** start of Exercise inputs **

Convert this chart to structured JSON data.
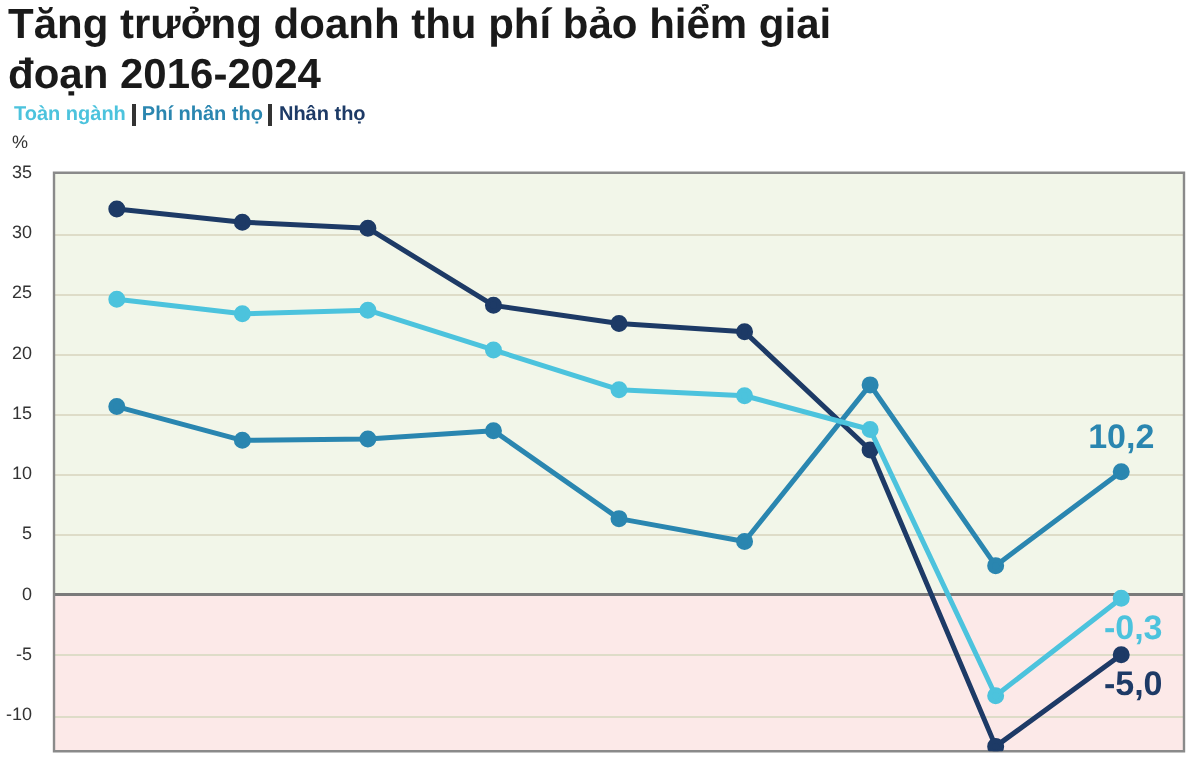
{
  "chart_data": {
    "type": "line",
    "title": "Tăng trưởng doanh thu phí bảo hiểm giai đoạn 2016-2024",
    "ylabel": "%",
    "categories": [
      null,
      null,
      null,
      null,
      null,
      null,
      null,
      null,
      null
    ],
    "series": [
      {
        "name": "Toàn ngành",
        "color": "#4cc3dd",
        "values": [
          24.5,
          23.3,
          23.6,
          20.3,
          17.0,
          16.5,
          13.7,
          -8.4,
          -0.3
        ],
        "value_labels": [
          null,
          null,
          null,
          null,
          null,
          null,
          null,
          null,
          "-0,3"
        ]
      },
      {
        "name": "Phí nhân thọ",
        "color": "#2a86b0",
        "values": [
          15.6,
          12.8,
          12.9,
          13.6,
          6.3,
          4.4,
          17.4,
          2.4,
          10.2
        ],
        "value_labels": [
          null,
          null,
          null,
          null,
          null,
          null,
          null,
          null,
          "10,2"
        ]
      },
      {
        "name": "Nhân thọ",
        "color": "#1d3a66",
        "values": [
          32.0,
          30.9,
          30.4,
          24.0,
          22.5,
          21.8,
          12.0,
          -12.6,
          -5.0
        ],
        "value_labels": [
          null,
          null,
          null,
          null,
          null,
          null,
          null,
          null,
          "-5,0"
        ]
      }
    ],
    "ylim": [
      -13,
      35
    ],
    "yticks": [
      -10,
      -5,
      0,
      5,
      10,
      15,
      20,
      25,
      30,
      35
    ],
    "bands": [
      {
        "axis": "y",
        "from": 0,
        "to": 35,
        "color": "#f2f6e9"
      },
      {
        "axis": "y",
        "from": -13,
        "to": 0,
        "color": "#fce9e8"
      }
    ],
    "ref_lines": [
      {
        "axis": "y",
        "value": 0,
        "color": "#7a7a7a"
      }
    ],
    "grid": "y",
    "legend": "top left",
    "marker": "circle",
    "line_style": "solid"
  }
}
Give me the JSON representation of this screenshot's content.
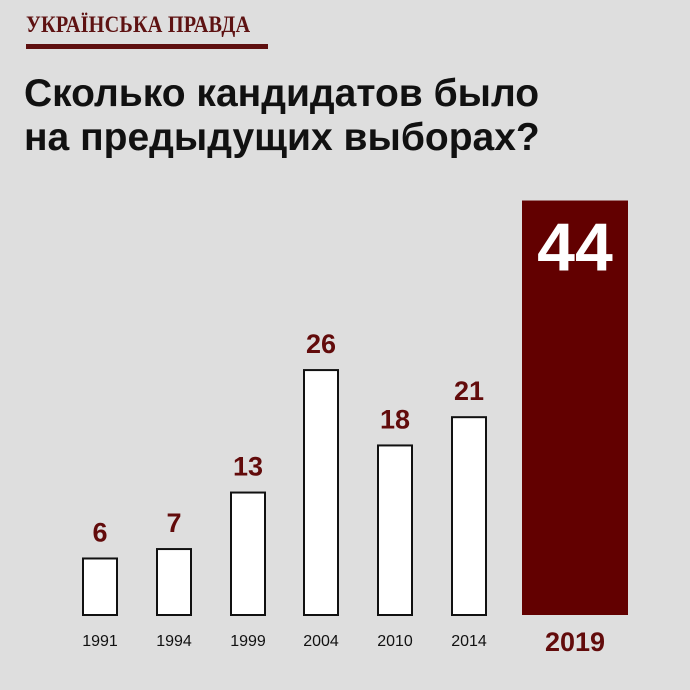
{
  "brand": {
    "name": "УКРАЇНСЬКА ПРАВДА",
    "accent_color": "#5e0f0f"
  },
  "title_line1": "Сколько кандидатов было",
  "title_line2": "на предыдущих выборах?",
  "chart_data": {
    "type": "bar",
    "title": "Сколько кандидатов было на предыдущих выборах?",
    "categories": [
      "1991",
      "1994",
      "1999",
      "2004",
      "2010",
      "2014",
      "2019"
    ],
    "values": [
      6,
      7,
      13,
      26,
      18,
      21,
      44
    ],
    "highlight": {
      "category": "2019",
      "value": 44
    },
    "colors": {
      "bar_fill": "#ffffff",
      "bar_stroke": "#111111",
      "highlight_fill": "#620000",
      "label_color": "#620b0b",
      "highlight_label_color": "#ffffff"
    },
    "xlabel": "",
    "ylabel": "",
    "grid": false,
    "legend": "none"
  }
}
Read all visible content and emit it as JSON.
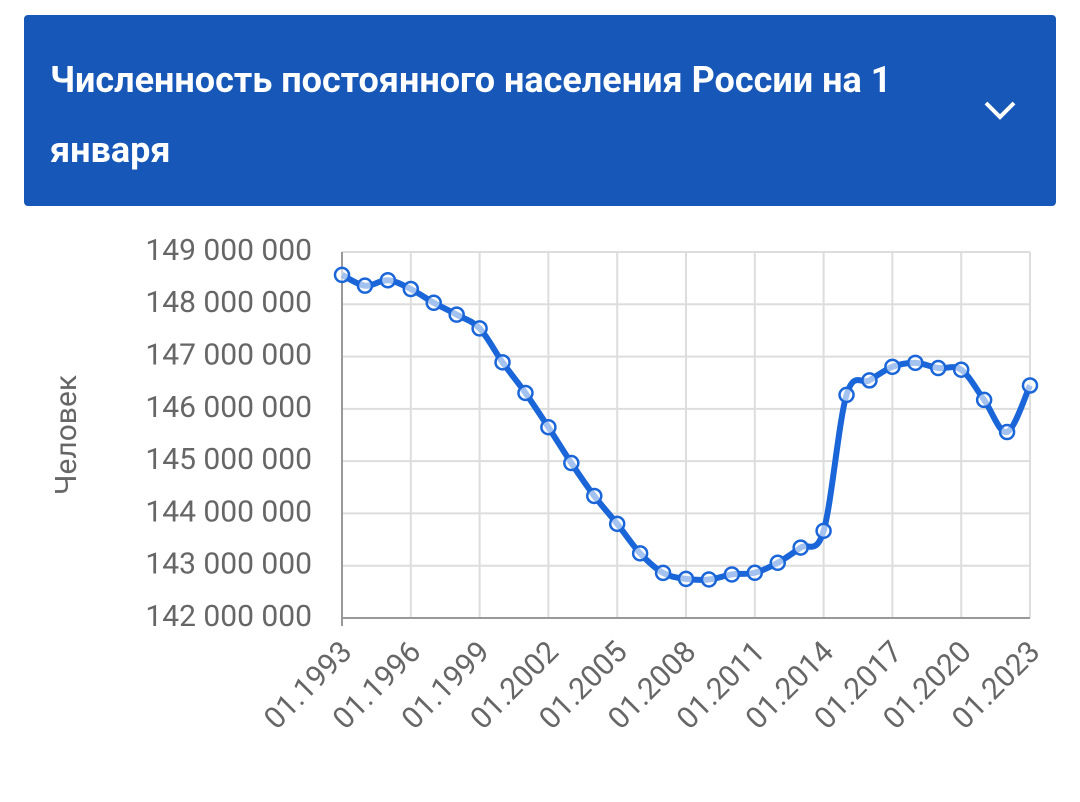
{
  "chart_data": {
    "type": "line",
    "title": "Численность постоянного населения России на 1 января",
    "y_label": "Человек",
    "categories": [
      "01.1993",
      null,
      null,
      "01.1996",
      null,
      null,
      "01.1999",
      null,
      null,
      "01.2002",
      null,
      null,
      "01.2005",
      null,
      null,
      "01.2008",
      null,
      null,
      "01.2011",
      null,
      null,
      "01.2014",
      null,
      null,
      "01.2017",
      null,
      null,
      "01.2020",
      null,
      null,
      "01.2023"
    ],
    "values": [
      148562000,
      148356000,
      148460000,
      148292000,
      148029000,
      147802000,
      147539000,
      146890000,
      146304000,
      145649000,
      144964000,
      144334000,
      143801000,
      143237000,
      142863000,
      142748000,
      142737000,
      142833000,
      142865000,
      143056000,
      143347000,
      143667000,
      146267000,
      146545000,
      146804000,
      146880000,
      146781000,
      146749000,
      146171000,
      145557000,
      146447000
    ],
    "color": "#1a66d9",
    "ylim": [
      142000000,
      149000000
    ],
    "yticks": [
      {
        "value": 142000000,
        "label": "142 000 000"
      },
      {
        "value": 143000000,
        "label": "143 000 000"
      },
      {
        "value": 144000000,
        "label": "144 000 000"
      },
      {
        "value": 145000000,
        "label": "145 000 000"
      },
      {
        "value": 146000000,
        "label": "146 000 000"
      },
      {
        "value": 147000000,
        "label": "147 000 000"
      },
      {
        "value": 148000000,
        "label": "148 000 000"
      },
      {
        "value": 149000000,
        "label": "149 000 000"
      }
    ],
    "grid": true
  }
}
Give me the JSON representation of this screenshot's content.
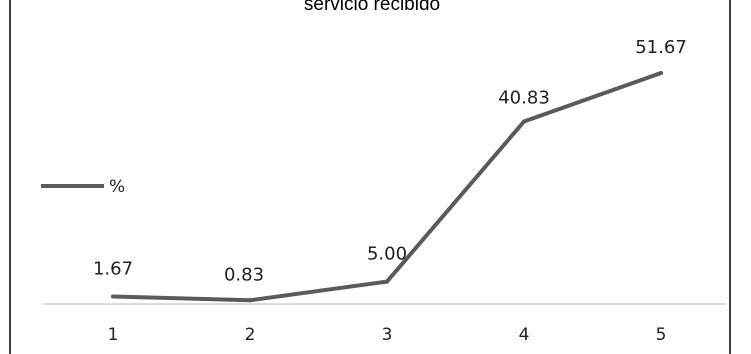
{
  "chart_data": {
    "type": "line",
    "title": "servicio recibido",
    "categories": [
      "1",
      "2",
      "3",
      "4",
      "5"
    ],
    "series": [
      {
        "name": "%",
        "values": [
          1.67,
          0.83,
          5.0,
          40.83,
          51.67
        ],
        "labels": [
          "1.67",
          "0.83",
          "5.00",
          "40.83",
          "51.67"
        ],
        "color": "#5a5a5a"
      }
    ],
    "xlabel": "",
    "ylabel": "",
    "ylim": [
      0,
      60
    ],
    "grid": false,
    "legend_position": "left"
  }
}
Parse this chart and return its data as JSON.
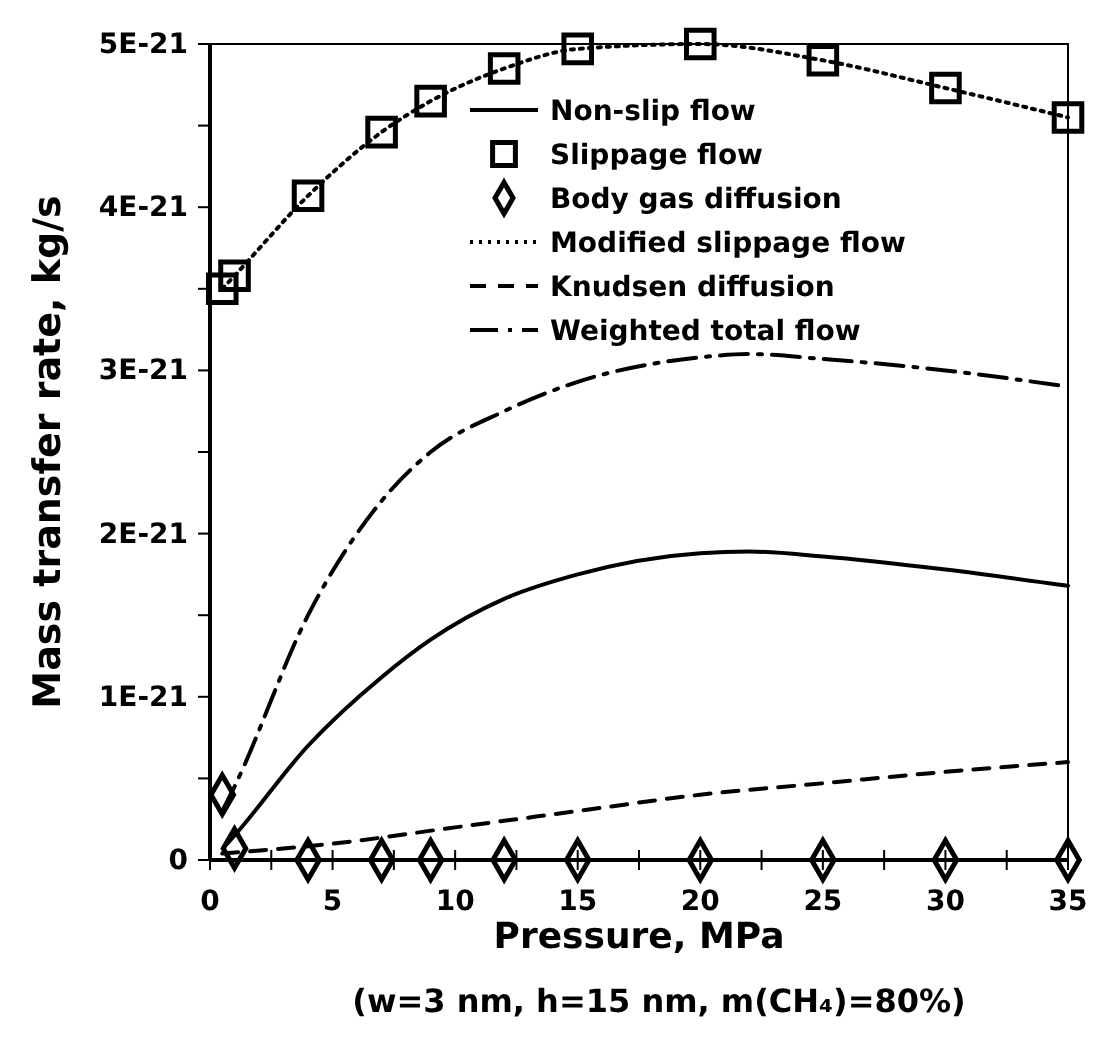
{
  "chart_data": {
    "type": "line",
    "xlabel": "Pressure, MPa",
    "ylabel": "Mass transfer rate, kg/s",
    "annotations": [
      "(w=3 nm, h=15 nm, m(CH₄)=80%)"
    ],
    "xlim": [
      0,
      35
    ],
    "ylim": [
      0,
      5e-21
    ],
    "xticks": [
      0,
      {
        "value": 2.5,
        "label": null
      },
      5,
      {
        "value": 7.5,
        "label": null
      },
      10,
      {
        "value": 12.5,
        "label": null
      },
      15,
      {
        "value": 17.5,
        "label": null
      },
      20,
      {
        "value": 22.5,
        "label": null
      },
      25,
      {
        "value": 27.5,
        "label": null
      },
      30,
      {
        "value": 32.5,
        "label": null
      },
      35
    ],
    "yticks": [
      0,
      {
        "value": 5e-22,
        "label": null
      },
      {
        "value": 1e-21,
        "label": "1E-21"
      },
      {
        "value": 1.5e-21,
        "label": null
      },
      {
        "value": 2e-21,
        "label": "2E-21"
      },
      {
        "value": 2.5e-21,
        "label": null
      },
      {
        "value": 3e-21,
        "label": "3E-21"
      },
      {
        "value": 3.5e-21,
        "label": null
      },
      {
        "value": 4e-21,
        "label": "4E-21"
      },
      {
        "value": 4.5e-21,
        "label": null
      },
      {
        "value": 5e-21,
        "label": "5E-21"
      }
    ],
    "grid": false,
    "legend": "top right",
    "series": [
      {
        "name": "Non-slip flow",
        "line_style": "solid",
        "color": "#000000",
        "x": [
          0.7,
          1,
          4,
          7,
          9,
          12,
          15,
          20,
          22,
          25,
          30,
          35
        ],
        "values": [
          1e-22,
          1.5e-22,
          7e-22,
          1.12e-21,
          1.35e-21,
          1.6e-21,
          1.75e-21,
          1.88e-21,
          1.89e-21,
          1.86e-21,
          1.78e-21,
          1.68e-21
        ]
      },
      {
        "name": "Slippage flow",
        "type": "scatter",
        "marker": "square",
        "color": "#000000",
        "x": [
          0.5,
          1,
          4,
          7,
          9,
          12,
          15,
          20,
          25,
          30,
          35
        ],
        "values": [
          3.5e-21,
          3.58e-21,
          4.07e-21,
          4.46e-21,
          4.65e-21,
          4.85e-21,
          4.97e-21,
          5e-21,
          4.9e-21,
          4.73e-21,
          4.55e-21
        ]
      },
      {
        "name": "Body gas diffusion",
        "type": "scatter",
        "marker": "diamond",
        "color": "#000000",
        "x": [
          0.5,
          1,
          4,
          7,
          9,
          12,
          15,
          20,
          25,
          30,
          35
        ],
        "values": [
          4e-22,
          7e-23,
          0,
          0,
          0,
          0,
          0,
          0,
          0,
          0,
          0
        ]
      },
      {
        "name": "Modified slippage flow",
        "line_style": "dotted",
        "color": "#000000",
        "x": [
          0.5,
          1,
          4,
          7,
          9,
          12,
          15,
          20,
          25,
          30,
          35
        ],
        "values": [
          3.5e-21,
          3.58e-21,
          4.07e-21,
          4.46e-21,
          4.65e-21,
          4.85e-21,
          4.97e-21,
          5e-21,
          4.9e-21,
          4.73e-21,
          4.55e-21
        ]
      },
      {
        "name": "Knudsen diffusion",
        "line_style": "dashed",
        "color": "#000000",
        "x": [
          0.5,
          5,
          10,
          15,
          20,
          25,
          30,
          35
        ],
        "values": [
          4e-23,
          1e-22,
          2e-22,
          3e-22,
          4e-22,
          4.7e-22,
          5.4e-22,
          6e-22
        ]
      },
      {
        "name": "Weighted total flow",
        "line_style": "dashdot",
        "color": "#000000",
        "x": [
          0.5,
          1,
          4,
          7,
          9,
          12,
          15,
          20,
          22,
          25,
          30,
          35
        ],
        "values": [
          3e-22,
          4.5e-22,
          1.5e-21,
          2.2e-21,
          2.5e-21,
          2.75e-21,
          2.93e-21,
          3.08e-21,
          3.1e-21,
          3.07e-21,
          3e-21,
          2.9e-21
        ]
      }
    ]
  }
}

** end of Exercise inputs **

--- What you have to do ---
Among the lines of the data, identify those with the word "кандидатов". Copy each of them.

--- Result for this task ---
  "title_line1": "Сколько кандидатов было",
    "title": "Сколько кандидатов было на предыдущих выборах?",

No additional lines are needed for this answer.